=== Exercise goal ===
Turn each line of the material below into an item of a numbered list, leaving out any blank lines.

=== Raw records ===
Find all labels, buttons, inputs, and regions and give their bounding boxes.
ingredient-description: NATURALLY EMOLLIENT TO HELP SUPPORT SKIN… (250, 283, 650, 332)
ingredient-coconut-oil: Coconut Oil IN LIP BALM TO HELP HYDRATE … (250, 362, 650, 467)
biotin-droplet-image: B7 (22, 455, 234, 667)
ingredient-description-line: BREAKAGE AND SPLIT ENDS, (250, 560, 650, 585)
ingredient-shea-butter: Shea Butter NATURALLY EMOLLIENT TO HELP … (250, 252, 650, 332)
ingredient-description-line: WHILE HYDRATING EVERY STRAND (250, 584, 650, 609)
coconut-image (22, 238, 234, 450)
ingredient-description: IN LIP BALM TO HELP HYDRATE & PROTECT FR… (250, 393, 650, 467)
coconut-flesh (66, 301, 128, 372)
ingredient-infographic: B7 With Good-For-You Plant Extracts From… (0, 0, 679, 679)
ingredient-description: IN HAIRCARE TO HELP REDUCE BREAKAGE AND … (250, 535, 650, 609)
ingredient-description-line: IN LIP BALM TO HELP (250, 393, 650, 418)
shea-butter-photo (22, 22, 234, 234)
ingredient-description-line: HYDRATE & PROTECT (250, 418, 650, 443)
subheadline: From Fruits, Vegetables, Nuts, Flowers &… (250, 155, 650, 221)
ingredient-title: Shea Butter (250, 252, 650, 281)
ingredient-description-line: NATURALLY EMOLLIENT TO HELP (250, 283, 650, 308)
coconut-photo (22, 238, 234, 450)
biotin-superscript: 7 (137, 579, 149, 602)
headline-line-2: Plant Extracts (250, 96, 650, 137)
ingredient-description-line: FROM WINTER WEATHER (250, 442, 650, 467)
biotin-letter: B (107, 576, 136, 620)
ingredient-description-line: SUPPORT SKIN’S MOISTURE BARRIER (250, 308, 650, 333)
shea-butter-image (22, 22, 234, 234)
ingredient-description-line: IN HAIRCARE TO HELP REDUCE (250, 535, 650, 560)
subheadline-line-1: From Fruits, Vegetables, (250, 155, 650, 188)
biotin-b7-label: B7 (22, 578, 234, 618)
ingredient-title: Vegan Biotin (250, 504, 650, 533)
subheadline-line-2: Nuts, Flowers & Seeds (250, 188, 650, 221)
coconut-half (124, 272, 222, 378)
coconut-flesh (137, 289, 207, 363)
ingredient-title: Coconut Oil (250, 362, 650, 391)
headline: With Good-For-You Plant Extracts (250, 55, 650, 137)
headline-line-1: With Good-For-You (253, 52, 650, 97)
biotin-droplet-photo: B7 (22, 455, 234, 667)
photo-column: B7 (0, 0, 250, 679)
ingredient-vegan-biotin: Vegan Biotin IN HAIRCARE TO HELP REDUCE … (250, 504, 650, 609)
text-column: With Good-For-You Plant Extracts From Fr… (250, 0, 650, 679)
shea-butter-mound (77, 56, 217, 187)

=== Response below ===
1. Find all labels, buttons, inputs, and regions and give their bounding boxes.
2. ingredient-description: NATURALLY EMOLLIENT TO HELP SUPPORT SKIN… (250, 283, 650, 332)
3. ingredient-coconut-oil: Coconut Oil IN LIP BALM TO HELP HYDRATE … (250, 362, 650, 467)
4. biotin-droplet-image: B7 (22, 455, 234, 667)
5. ingredient-description-line: BREAKAGE AND SPLIT ENDS, (250, 560, 650, 585)
6. ingredient-shea-butter: Shea Butter NATURALLY EMOLLIENT TO HELP … (250, 252, 650, 332)
7. ingredient-description-line: WHILE HYDRATING EVERY STRAND (250, 584, 650, 609)
8. coconut-image (22, 238, 234, 450)
9. ingredient-description: IN LIP BALM TO HELP HYDRATE & PROTECT FR… (250, 393, 650, 467)
10. coconut-flesh (66, 301, 128, 372)
11. ingredient-infographic: B7 With Good-For-You Plant Extracts From… (0, 0, 679, 679)
12. ingredient-description: IN HAIRCARE TO HELP REDUCE BREAKAGE AND … (250, 535, 650, 609)
13. ingredient-description-line: IN LIP BALM TO HELP (250, 393, 650, 418)
14. shea-butter-photo (22, 22, 234, 234)
15. ingredient-description-line: HYDRATE & PROTECT (250, 418, 650, 443)
16. subheadline: From Fruits, Vegetables, Nuts, Flowers &… (250, 155, 650, 221)
17. ingredient-title: Shea Butter (250, 252, 650, 281)
18. ingredient-description-line: NATURALLY EMOLLIENT TO HELP (250, 283, 650, 308)
19. coconut-photo (22, 238, 234, 450)
20. biotin-superscript: 7 (137, 579, 149, 602)
21. headline-line-2: Plant Extracts (250, 96, 650, 137)
22. ingredient-description-line: FROM WINTER WEATHER (250, 442, 650, 467)
23. biotin-letter: B (107, 576, 136, 620)
24. ingredient-description-line: SUPPORT SKIN’S MOISTURE BARRIER (250, 308, 650, 333)
25. shea-butter-image (22, 22, 234, 234)
26. ingredient-description-line: IN HAIRCARE TO HELP REDUCE (250, 535, 650, 560)
27. subheadline-line-1: From Fruits, Vegetables, (250, 155, 650, 188)
28. biotin-b7-label: B7 (22, 578, 234, 618)
29. ingredient-title: Vegan Biotin (250, 504, 650, 533)
30. subheadline-line-2: Nuts, Flowers & Seeds (250, 188, 650, 221)
31. coconut-half (124, 272, 222, 378)
32. coconut-flesh (137, 289, 207, 363)
33. ingredient-title: Coconut Oil (250, 362, 650, 391)
34. headline: With Good-For-You Plant Extracts (250, 55, 650, 137)
35. headline-line-1: With Good-For-You (253, 52, 650, 97)
36. biotin-droplet-photo: B7 (22, 455, 234, 667)
37. photo-column: B7 (0, 0, 250, 679)
38. ingredient-vegan-biotin: Vegan Biotin IN HAIRCARE TO HELP REDUCE … (250, 504, 650, 609)
39. text-column: With Good-For-You Plant Extracts From Fr… (250, 0, 650, 679)
40. shea-butter-mound (77, 56, 217, 187)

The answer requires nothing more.